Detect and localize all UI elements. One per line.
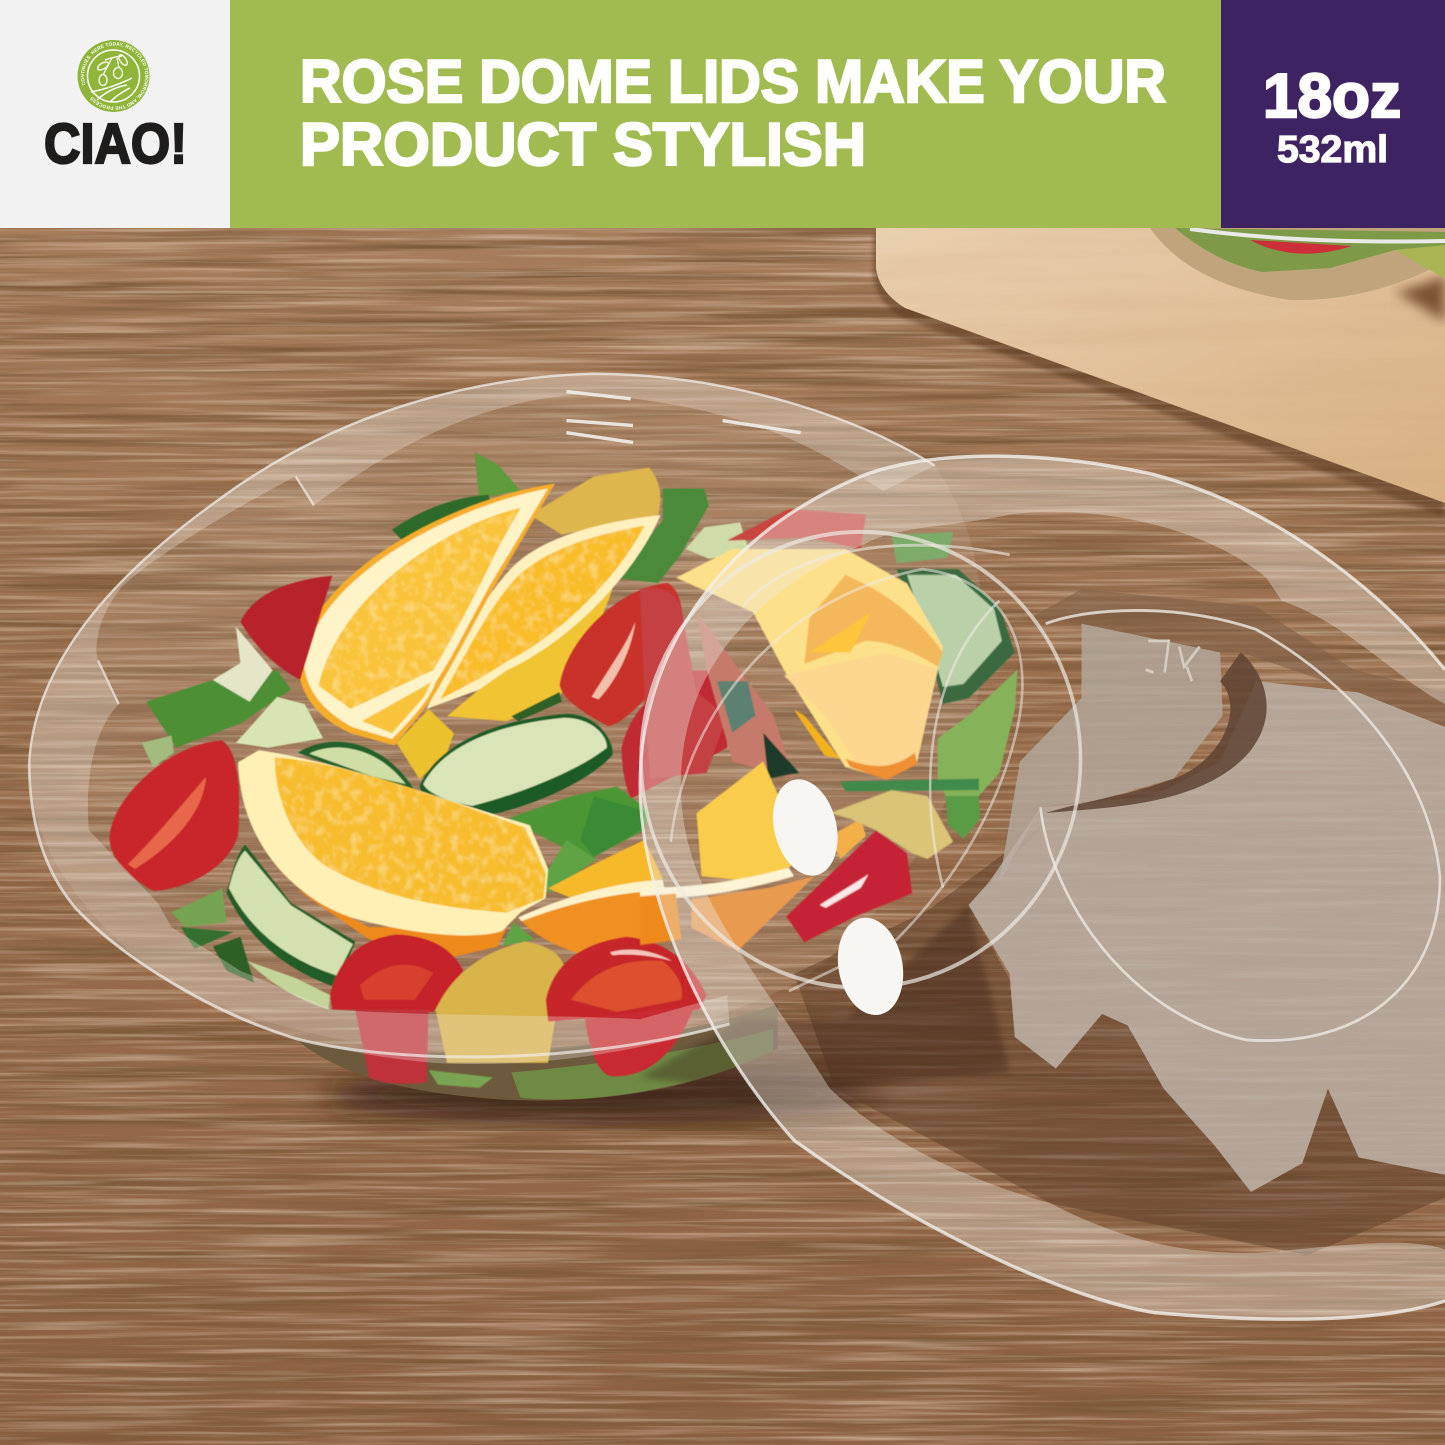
bowl rim lines xyxy=(29,374,935,1057)
bowl shadow on table xyxy=(320,1065,880,1125)
lid inner dome ring xyxy=(641,532,1440,1041)
lid outer bands xyxy=(640,456,1445,1319)
title text: PRODUCT STYLISH xyxy=(300,111,866,178)
clear salad bowl xyxy=(29,374,983,1101)
title text xyxy=(300,48,1166,178)
cucumber slices xyxy=(227,697,613,1009)
orange wedge front xyxy=(238,750,548,957)
lettuce under lid xyxy=(840,670,1017,839)
bowl body below rim xyxy=(296,1005,778,1101)
back yellow tomato xyxy=(530,468,660,534)
clear rose dome lid xyxy=(640,456,1445,1319)
lower orange under lid xyxy=(640,761,866,951)
salad contents xyxy=(110,452,750,1088)
logo badge: CONTINUES. HERE TODAY, RECYCLED TOMORROW, AND THE PROCESS xyxy=(80,42,149,110)
lettuce leaves xyxy=(142,452,750,983)
orange wedge rear xyxy=(426,515,661,709)
title text: ROSE DOME LIDS MAKE YOUR xyxy=(300,48,1166,115)
header bar xyxy=(0,0,1445,228)
pale squash under lid xyxy=(830,790,953,859)
bowl interior tint xyxy=(29,374,983,1053)
logo panel xyxy=(0,0,230,228)
cutting board with second bowl xyxy=(870,228,1445,516)
size panel xyxy=(1221,0,1445,228)
tomatoes xyxy=(110,576,727,1088)
red pepper xyxy=(786,830,912,942)
bowl rim band xyxy=(29,374,935,1064)
washed out tomato and greens xyxy=(640,509,1015,779)
orange wedge lower right xyxy=(518,840,681,954)
table seen through lid xyxy=(640,589,1445,1255)
size in ounces: 18oz xyxy=(1263,62,1401,131)
orange wedge top xyxy=(298,484,555,745)
title panel xyxy=(230,0,1221,228)
size in millilitres: 532ml xyxy=(1277,129,1388,171)
embossed mark xyxy=(1146,641,1200,681)
logo wordmark: CIAO! xyxy=(44,112,187,176)
yellow rinds under oranges xyxy=(447,581,615,721)
washed out orange slice xyxy=(676,549,943,780)
salad seen through lid xyxy=(640,509,1017,951)
white glare highlights xyxy=(762,770,912,1023)
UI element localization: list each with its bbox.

### WRITTEN PROBLEM
How many lines in the data above contain the word "table"? Reply with the number alone.

### TASK RESULT
2